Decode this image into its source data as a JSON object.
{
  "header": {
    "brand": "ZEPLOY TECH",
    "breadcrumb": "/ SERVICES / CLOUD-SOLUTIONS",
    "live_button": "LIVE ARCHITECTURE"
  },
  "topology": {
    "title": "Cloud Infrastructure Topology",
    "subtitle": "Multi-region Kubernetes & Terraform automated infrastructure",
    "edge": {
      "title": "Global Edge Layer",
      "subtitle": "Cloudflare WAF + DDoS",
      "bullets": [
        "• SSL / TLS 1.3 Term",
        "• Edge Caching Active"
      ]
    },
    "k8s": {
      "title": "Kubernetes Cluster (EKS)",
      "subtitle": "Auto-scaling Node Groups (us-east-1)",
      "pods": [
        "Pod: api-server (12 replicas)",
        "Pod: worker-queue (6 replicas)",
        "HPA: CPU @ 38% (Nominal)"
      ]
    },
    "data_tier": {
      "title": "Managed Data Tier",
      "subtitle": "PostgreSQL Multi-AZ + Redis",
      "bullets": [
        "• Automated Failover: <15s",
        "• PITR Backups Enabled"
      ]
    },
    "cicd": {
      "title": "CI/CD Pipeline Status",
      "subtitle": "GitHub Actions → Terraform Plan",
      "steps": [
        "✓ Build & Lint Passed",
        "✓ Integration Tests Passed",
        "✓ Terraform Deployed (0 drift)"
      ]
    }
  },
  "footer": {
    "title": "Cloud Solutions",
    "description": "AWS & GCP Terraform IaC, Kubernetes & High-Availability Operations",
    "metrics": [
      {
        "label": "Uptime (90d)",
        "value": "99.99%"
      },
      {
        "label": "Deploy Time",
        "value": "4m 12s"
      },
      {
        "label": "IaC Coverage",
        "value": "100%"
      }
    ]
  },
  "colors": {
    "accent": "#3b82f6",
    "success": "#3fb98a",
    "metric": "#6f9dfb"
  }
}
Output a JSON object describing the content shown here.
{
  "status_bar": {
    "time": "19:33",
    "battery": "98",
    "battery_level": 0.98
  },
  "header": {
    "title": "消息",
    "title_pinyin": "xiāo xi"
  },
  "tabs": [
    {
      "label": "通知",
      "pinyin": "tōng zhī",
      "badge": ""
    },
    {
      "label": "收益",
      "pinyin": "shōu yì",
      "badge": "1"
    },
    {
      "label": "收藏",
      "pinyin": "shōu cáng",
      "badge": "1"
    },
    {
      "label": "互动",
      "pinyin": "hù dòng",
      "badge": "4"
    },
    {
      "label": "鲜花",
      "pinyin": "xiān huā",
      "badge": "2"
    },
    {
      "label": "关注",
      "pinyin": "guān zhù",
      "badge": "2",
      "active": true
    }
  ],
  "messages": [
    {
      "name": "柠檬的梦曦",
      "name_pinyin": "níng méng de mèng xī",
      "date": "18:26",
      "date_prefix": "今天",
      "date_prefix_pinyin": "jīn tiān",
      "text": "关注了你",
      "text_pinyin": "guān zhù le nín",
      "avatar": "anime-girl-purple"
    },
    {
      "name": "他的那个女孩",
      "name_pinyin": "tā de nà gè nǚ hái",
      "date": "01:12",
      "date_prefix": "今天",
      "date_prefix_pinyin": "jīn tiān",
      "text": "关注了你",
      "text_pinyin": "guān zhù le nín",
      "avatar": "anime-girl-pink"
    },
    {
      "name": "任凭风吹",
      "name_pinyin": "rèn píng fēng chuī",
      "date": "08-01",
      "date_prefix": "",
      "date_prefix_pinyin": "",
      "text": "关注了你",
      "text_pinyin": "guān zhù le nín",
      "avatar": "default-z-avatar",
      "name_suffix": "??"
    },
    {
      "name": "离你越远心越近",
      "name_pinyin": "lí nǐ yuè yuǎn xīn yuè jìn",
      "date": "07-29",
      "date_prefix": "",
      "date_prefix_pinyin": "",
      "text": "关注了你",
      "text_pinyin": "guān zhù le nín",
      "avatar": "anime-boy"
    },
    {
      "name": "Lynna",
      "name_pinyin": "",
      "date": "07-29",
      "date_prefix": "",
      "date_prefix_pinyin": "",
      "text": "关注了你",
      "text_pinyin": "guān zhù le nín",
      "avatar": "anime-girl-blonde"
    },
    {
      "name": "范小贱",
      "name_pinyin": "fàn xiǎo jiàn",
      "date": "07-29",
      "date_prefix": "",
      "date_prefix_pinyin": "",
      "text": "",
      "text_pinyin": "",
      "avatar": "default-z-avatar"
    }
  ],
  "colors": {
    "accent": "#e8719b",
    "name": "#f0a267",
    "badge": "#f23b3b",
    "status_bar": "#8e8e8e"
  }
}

### Task to carry out
Where a line above includes "anime", copy that line.

### Full solution
      "avatar": "anime-girl-purple"
      "avatar": "anime-girl-pink"
      "avatar": "anime-boy"
      "avatar": "anime-girl-blonde"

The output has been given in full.